Restate all of the data exactly.

#####

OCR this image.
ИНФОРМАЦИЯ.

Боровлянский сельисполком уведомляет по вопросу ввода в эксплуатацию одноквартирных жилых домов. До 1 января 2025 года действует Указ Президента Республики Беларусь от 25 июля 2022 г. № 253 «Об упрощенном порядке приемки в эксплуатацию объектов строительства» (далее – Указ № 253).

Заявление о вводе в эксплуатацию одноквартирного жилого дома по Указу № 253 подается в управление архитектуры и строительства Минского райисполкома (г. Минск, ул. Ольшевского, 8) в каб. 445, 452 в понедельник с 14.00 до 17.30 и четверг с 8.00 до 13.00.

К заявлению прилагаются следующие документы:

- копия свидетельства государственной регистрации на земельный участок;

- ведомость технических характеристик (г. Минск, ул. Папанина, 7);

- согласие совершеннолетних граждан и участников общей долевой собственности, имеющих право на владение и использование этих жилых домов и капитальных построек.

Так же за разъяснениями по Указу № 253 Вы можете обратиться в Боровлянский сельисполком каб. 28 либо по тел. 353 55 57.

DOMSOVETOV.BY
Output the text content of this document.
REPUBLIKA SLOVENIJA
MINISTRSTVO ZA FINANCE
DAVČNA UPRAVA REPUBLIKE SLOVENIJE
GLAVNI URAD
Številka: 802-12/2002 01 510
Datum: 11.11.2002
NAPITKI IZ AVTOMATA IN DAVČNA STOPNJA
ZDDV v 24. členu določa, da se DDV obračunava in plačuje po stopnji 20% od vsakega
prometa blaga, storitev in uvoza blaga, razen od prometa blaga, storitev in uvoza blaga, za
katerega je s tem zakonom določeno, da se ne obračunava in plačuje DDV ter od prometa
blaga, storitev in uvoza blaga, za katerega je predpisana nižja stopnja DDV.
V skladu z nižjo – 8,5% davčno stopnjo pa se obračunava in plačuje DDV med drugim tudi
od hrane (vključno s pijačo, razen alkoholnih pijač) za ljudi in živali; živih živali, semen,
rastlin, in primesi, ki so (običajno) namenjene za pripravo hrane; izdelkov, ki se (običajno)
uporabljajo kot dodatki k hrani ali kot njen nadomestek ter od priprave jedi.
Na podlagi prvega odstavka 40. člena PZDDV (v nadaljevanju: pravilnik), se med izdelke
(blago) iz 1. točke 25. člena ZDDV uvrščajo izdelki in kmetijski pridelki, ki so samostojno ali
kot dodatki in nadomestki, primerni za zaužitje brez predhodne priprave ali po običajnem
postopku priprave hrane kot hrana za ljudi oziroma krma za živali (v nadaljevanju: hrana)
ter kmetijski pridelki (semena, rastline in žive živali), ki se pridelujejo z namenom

#####

## Answer to the problem
OCR this image.
ИНФОРМАЦИЯ.

Боровлянский сельисполком уведомляет по вопросу ввода в эксплуатацию одноквартирных жилых домов. До 1 января 2025 года действует Указ Президента Республики Беларусь от 25 июля 2022 г. № 253 «Об упрощенном порядке приемки в эксплуатацию объектов строительства» (далее – Указ № 253).

Заявление о вводе в эксплуатацию одноквартирного жилого дома по Указу № 253 подается в управление архитектуры и строительства Минского райисполкома (г. Минск, ул. Ольшевского, 8) в каб. 445, 452 в понедельник с 14.00 до 17.30 и четверг с 8.00 до 13.00.

К заявлению прилагаются следующие документы:

- копия свидетельства государственной регистрации на земельный участок;

- ведомость технических характеристик (г. Минск, ул. Папанина, 7);

- согласие совершеннолетних граждан и участников общей долевой собственности, имеющих право на владение и использование этих жилых домов и капитальных построек.

Так же за разъяснениями по Указу № 253 Вы можете обратиться в Боровлянский сельисполком каб. 28 либо по тел. 353 55 57.

DOMSOVETOV.BY
Output the text content of this document.
REPUBLIKA SLOVENIJA
MINISTRSTVO ZA FINANCE
DAVČNA UPRAVA REPUBLIKE SLOVENIJE
GLAVNI URAD
Številka: 802-12/2002 01 510
Datum: 11.11.2002
NAPITKI IZ AVTOMATA IN DAVČNA STOPNJA
ZDDV v 24. členu določa, da se DDV obračunava in plačuje po stopnji 20% od vsakega
prometa blaga, storitev in uvoza blaga, razen od prometa blaga, storitev in uvoza blaga, za
katerega je s tem zakonom določeno, da se ne obračunava in plačuje DDV ter od prometa
blaga, storitev in uvoza blaga, za katerega je predpisana nižja stopnja DDV.
V skladu z nižjo – 8,5% davčno stopnjo pa se obračunava in plačuje DDV med drugim tudi
od hrane (vključno s pijačo, razen alkoholnih pijač) za ljudi in živali; živih živali, semen,
rastlin, in primesi, ki so (običajno) namenjene za pripravo hrane; izdelkov, ki se (običajno)
uporabljajo kot dodatki k hrani ali kot njen nadomestek ter od priprave jedi.
Na podlagi prvega odstavka 40. člena PZDDV (v nadaljevanju: pravilnik), se med izdelke
(blago) iz 1. točke 25. člena ZDDV uvrščajo izdelki in kmetijski pridelki, ki so samostojno ali
kot dodatki in nadomestki, primerni za zaužitje brez predhodne priprave ali po običajnem
postopku priprave hrane kot hrana za ljudi oziroma krma za živali (v nadaljevanju: hrana)
ter kmetijski pridelki (semena, rastline in žive živali), ki se pridelujejo z namenom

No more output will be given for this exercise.